**Direction**
Write out all of the data without omission, exactly as shown.

**Extracted data entries**
──────

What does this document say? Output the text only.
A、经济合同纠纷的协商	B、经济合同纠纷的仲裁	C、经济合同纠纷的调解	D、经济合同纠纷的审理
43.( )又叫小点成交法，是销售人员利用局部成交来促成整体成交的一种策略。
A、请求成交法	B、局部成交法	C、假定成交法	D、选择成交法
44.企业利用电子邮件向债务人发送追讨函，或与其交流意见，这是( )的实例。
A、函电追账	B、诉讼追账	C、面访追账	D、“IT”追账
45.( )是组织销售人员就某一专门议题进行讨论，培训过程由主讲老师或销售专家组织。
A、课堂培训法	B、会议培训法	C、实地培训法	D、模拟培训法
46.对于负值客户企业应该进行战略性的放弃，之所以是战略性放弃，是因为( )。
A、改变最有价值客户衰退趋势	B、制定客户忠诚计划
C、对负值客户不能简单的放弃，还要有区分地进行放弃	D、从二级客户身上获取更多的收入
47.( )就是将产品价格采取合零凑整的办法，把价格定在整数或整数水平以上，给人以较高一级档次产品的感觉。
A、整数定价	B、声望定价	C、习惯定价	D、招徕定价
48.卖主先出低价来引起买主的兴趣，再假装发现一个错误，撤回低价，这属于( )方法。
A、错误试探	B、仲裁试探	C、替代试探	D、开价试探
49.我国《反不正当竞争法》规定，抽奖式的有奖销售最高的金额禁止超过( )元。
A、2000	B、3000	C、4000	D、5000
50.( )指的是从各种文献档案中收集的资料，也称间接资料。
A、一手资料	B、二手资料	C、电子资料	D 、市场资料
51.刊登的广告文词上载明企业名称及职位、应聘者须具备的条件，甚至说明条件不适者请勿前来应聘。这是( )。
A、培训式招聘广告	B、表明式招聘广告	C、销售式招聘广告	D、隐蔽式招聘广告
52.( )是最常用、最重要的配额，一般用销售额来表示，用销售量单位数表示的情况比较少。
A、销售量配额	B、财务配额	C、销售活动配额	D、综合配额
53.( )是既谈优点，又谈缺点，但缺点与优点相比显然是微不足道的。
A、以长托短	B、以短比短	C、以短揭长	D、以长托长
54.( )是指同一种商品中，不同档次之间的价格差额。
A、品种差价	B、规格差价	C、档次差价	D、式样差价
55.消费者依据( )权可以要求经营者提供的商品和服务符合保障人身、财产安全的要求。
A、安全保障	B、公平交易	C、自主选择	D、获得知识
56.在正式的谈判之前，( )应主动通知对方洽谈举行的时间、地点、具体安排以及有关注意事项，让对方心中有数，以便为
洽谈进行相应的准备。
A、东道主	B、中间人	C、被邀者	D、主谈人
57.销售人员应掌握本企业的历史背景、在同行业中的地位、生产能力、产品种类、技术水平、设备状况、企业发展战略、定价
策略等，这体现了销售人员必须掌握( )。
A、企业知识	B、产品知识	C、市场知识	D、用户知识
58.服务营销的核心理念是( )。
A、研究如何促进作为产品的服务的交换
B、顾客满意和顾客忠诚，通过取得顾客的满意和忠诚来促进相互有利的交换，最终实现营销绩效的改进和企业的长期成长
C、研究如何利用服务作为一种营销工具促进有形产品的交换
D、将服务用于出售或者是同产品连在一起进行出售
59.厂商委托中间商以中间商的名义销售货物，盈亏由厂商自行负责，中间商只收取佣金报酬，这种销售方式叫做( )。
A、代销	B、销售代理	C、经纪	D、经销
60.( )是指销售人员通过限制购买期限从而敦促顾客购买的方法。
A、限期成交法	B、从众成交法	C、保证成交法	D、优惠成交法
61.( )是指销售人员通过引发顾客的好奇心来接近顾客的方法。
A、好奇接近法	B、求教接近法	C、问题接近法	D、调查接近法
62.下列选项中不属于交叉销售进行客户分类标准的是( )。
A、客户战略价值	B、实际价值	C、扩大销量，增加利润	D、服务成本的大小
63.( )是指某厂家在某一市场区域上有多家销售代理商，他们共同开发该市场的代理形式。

──────

**Answer to this problem**
What does this document say? Output the text only.
A、经济合同纠纷的协商	B、经济合同纠纷的仲裁	C、经济合同纠纷的调解	D、经济合同纠纷的审理
43.( )又叫小点成交法，是销售人员利用局部成交来促成整体成交的一种策略。
A、请求成交法	B、局部成交法	C、假定成交法	D、选择成交法
44.企业利用电子邮件向债务人发送追讨函，或与其交流意见，这是( )的实例。
A、函电追账	B、诉讼追账	C、面访追账	D、“IT”追账
45.( )是组织销售人员就某一专门议题进行讨论，培训过程由主讲老师或销售专家组织。
A、课堂培训法	B、会议培训法	C、实地培训法	D、模拟培训法
46.对于负值客户企业应该进行战略性的放弃，之所以是战略性放弃，是因为( )。
A、改变最有价值客户衰退趋势	B、制定客户忠诚计划
C、对负值客户不能简单的放弃，还要有区分地进行放弃	D、从二级客户身上获取更多的收入
47.( )就是将产品价格采取合零凑整的办法，把价格定在整数或整数水平以上，给人以较高一级档次产品的感觉。
A、整数定价	B、声望定价	C、习惯定价	D、招徕定价
48.卖主先出低价来引起买主的兴趣，再假装发现一个错误，撤回低价，这属于( )方法。
A、错误试探	B、仲裁试探	C、替代试探	D、开价试探
49.我国《反不正当竞争法》规定，抽奖式的有奖销售最高的金额禁止超过( )元。
A、2000	B、3000	C、4000	D、5000
50.( )指的是从各种文献档案中收集的资料，也称间接资料。
A、一手资料	B、二手资料	C、电子资料	D 、市场资料
51.刊登的广告文词上载明企业名称及职位、应聘者须具备的条件，甚至说明条件不适者请勿前来应聘。这是( )。
A、培训式招聘广告	B、表明式招聘广告	C、销售式招聘广告	D、隐蔽式招聘广告
52.( )是最常用、最重要的配额，一般用销售额来表示，用销售量单位数表示的情况比较少。
A、销售量配额	B、财务配额	C、销售活动配额	D、综合配额
53.( )是既谈优点，又谈缺点，但缺点与优点相比显然是微不足道的。
A、以长托短	B、以短比短	C、以短揭长	D、以长托长
54.( )是指同一种商品中，不同档次之间的价格差额。
A、品种差价	B、规格差价	C、档次差价	D、式样差价
55.消费者依据( )权可以要求经营者提供的商品和服务符合保障人身、财产安全的要求。
A、安全保障	B、公平交易	C、自主选择	D、获得知识
56.在正式的谈判之前，( )应主动通知对方洽谈举行的时间、地点、具体安排以及有关注意事项，让对方心中有数，以便为
洽谈进行相应的准备。
A、东道主	B、中间人	C、被邀者	D、主谈人
57.销售人员应掌握本企业的历史背景、在同行业中的地位、生产能力、产品种类、技术水平、设备状况、企业发展战略、定价
策略等，这体现了销售人员必须掌握( )。
A、企业知识	B、产品知识	C、市场知识	D、用户知识
58.服务营销的核心理念是( )。
A、研究如何促进作为产品的服务的交换
B、顾客满意和顾客忠诚，通过取得顾客的满意和忠诚来促进相互有利的交换，最终实现营销绩效的改进和企业的长期成长
C、研究如何利用服务作为一种营销工具促进有形产品的交换
D、将服务用于出售或者是同产品连在一起进行出售
59.厂商委托中间商以中间商的名义销售货物，盈亏由厂商自行负责，中间商只收取佣金报酬，这种销售方式叫做( )。
A、代销	B、销售代理	C、经纪	D、经销
60.( )是指销售人员通过限制购买期限从而敦促顾客购买的方法。
A、限期成交法	B、从众成交法	C、保证成交法	D、优惠成交法
61.( )是指销售人员通过引发顾客的好奇心来接近顾客的方法。
A、好奇接近法	B、求教接近法	C、问题接近法	D、调查接近法
62.下列选项中不属于交叉销售进行客户分类标准的是( )。
A、客户战略价值	B、实际价值	C、扩大销量，增加利润	D、服务成本的大小
63.( )是指某厂家在某一市场区域上有多家销售代理商，他们共同开发该市场的代理形式。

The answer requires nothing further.